* [Data extracted from a collection]
┄┄┄┄┄┄┄┄┄┄
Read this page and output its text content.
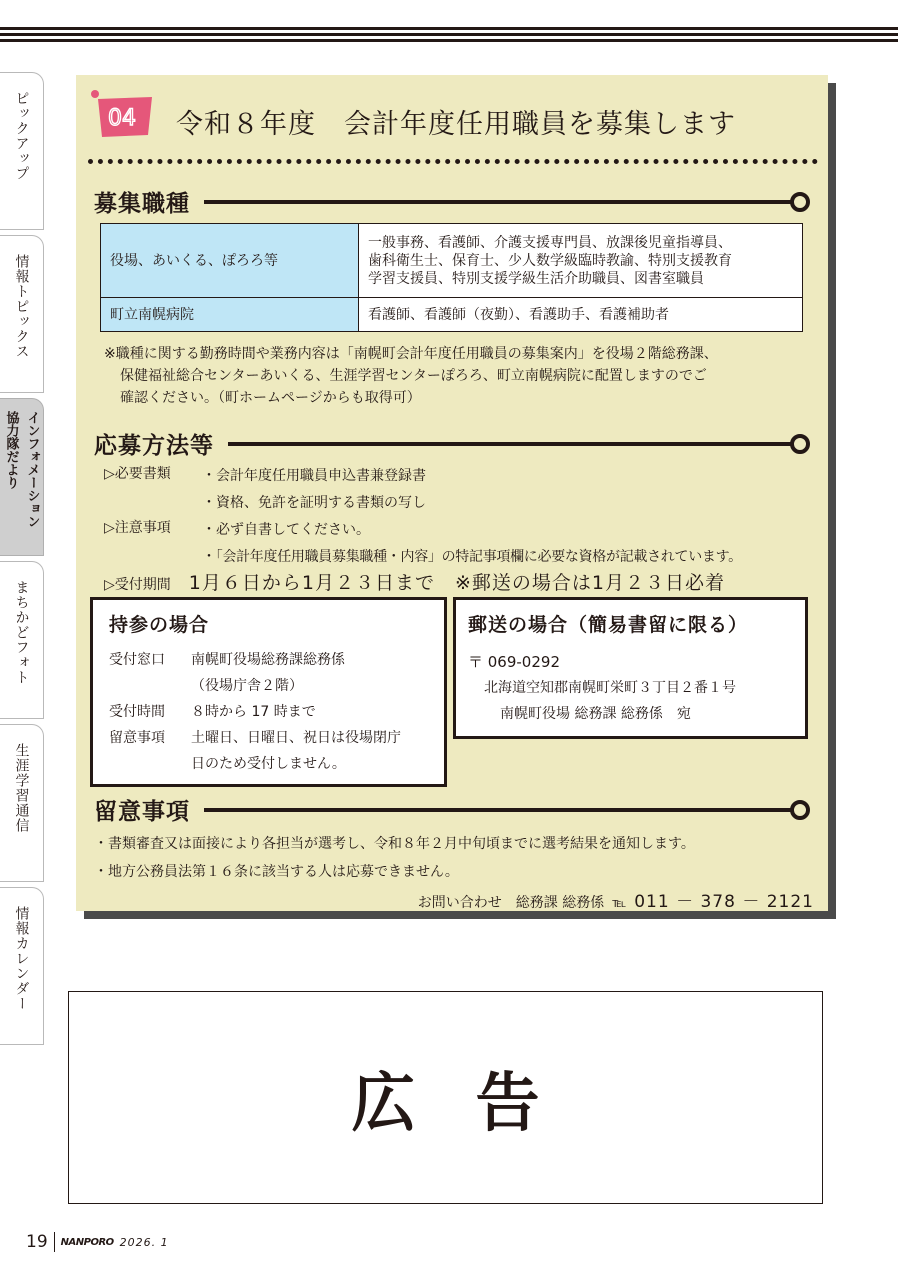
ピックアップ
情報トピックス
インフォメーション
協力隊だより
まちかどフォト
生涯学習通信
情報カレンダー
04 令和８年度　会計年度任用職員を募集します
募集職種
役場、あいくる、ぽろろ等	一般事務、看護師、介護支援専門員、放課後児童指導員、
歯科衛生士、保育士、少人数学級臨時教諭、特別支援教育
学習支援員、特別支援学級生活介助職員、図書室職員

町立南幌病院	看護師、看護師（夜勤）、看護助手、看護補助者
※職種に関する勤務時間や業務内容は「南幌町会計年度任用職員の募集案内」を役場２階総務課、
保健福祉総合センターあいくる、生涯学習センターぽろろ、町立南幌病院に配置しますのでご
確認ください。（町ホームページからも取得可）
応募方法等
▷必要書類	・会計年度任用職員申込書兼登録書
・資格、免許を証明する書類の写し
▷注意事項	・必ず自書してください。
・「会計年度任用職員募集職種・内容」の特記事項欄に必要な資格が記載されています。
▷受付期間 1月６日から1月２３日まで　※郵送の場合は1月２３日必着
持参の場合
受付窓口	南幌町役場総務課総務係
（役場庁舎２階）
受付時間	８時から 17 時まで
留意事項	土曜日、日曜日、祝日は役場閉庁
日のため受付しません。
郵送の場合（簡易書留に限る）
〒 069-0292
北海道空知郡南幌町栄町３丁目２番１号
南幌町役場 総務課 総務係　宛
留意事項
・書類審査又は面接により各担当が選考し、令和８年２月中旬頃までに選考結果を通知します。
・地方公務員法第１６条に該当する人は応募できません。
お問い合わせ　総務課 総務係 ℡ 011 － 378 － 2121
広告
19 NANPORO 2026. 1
┄┄┄┄┄┄┄┄┄┄
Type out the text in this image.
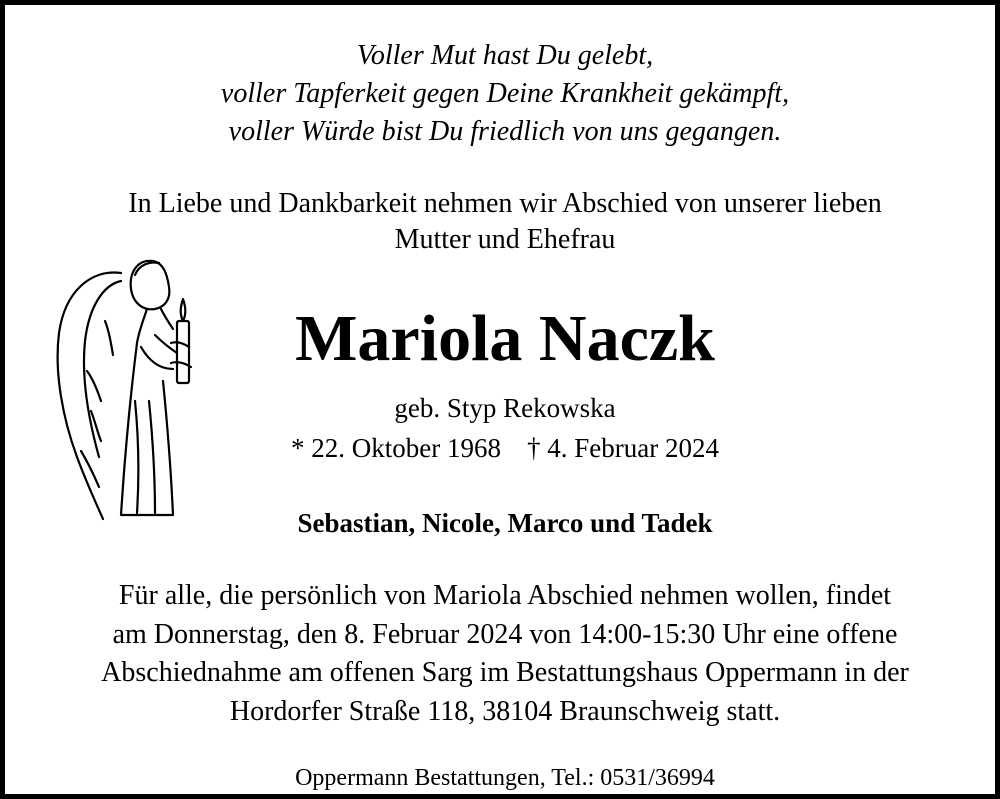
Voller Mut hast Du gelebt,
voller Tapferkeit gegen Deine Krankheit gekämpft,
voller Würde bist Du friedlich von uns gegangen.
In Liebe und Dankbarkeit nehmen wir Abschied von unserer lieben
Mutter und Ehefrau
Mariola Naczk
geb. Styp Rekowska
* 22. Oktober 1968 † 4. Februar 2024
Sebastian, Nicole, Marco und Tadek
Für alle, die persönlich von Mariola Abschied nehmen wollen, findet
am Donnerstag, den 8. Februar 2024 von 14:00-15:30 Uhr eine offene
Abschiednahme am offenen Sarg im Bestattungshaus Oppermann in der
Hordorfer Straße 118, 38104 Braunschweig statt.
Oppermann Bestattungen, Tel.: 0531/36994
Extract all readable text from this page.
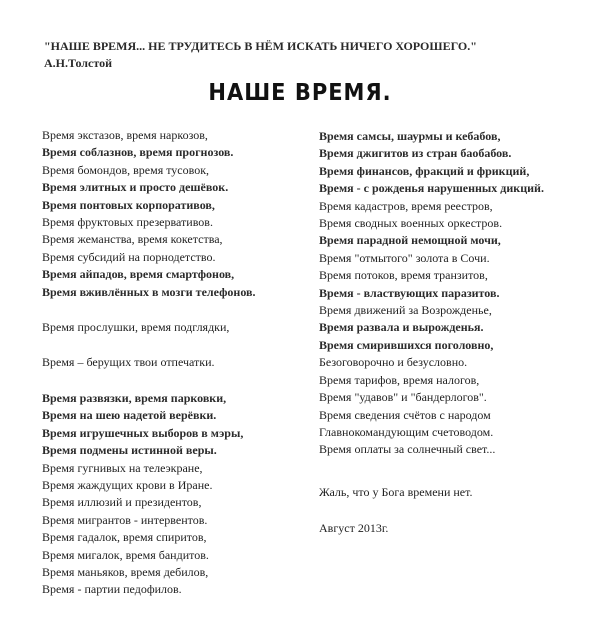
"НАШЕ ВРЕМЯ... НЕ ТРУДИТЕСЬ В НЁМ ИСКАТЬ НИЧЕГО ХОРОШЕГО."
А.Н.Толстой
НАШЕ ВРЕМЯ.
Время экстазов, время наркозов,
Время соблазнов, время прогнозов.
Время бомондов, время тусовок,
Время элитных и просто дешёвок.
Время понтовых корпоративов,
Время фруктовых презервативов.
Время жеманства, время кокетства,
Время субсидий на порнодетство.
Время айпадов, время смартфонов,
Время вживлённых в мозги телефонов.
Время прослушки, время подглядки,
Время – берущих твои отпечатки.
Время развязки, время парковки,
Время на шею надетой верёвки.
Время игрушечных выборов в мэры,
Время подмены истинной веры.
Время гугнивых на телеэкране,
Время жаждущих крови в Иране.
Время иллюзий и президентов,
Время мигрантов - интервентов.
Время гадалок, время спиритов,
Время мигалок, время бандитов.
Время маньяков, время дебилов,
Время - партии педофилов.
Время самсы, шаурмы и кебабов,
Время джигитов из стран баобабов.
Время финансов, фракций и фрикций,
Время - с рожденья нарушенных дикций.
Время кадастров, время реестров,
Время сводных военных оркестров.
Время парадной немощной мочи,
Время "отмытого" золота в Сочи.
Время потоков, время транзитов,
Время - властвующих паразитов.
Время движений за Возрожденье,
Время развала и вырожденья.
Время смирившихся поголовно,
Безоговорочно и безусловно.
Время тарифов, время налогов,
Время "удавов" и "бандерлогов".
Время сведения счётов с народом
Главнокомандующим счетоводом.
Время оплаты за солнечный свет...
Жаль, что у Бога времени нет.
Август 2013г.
┄┄┄┄┄┄┄┄┄┄
* [GOAL]
Go through the records. Copy each line where "Februar" appears.

* [COMPLETED TASK]
* 22. Oktober 1968 † 4. Februar 2024
am Donnerstag, den 8. Februar 2024 von 14:00-15:30 Uhr eine offene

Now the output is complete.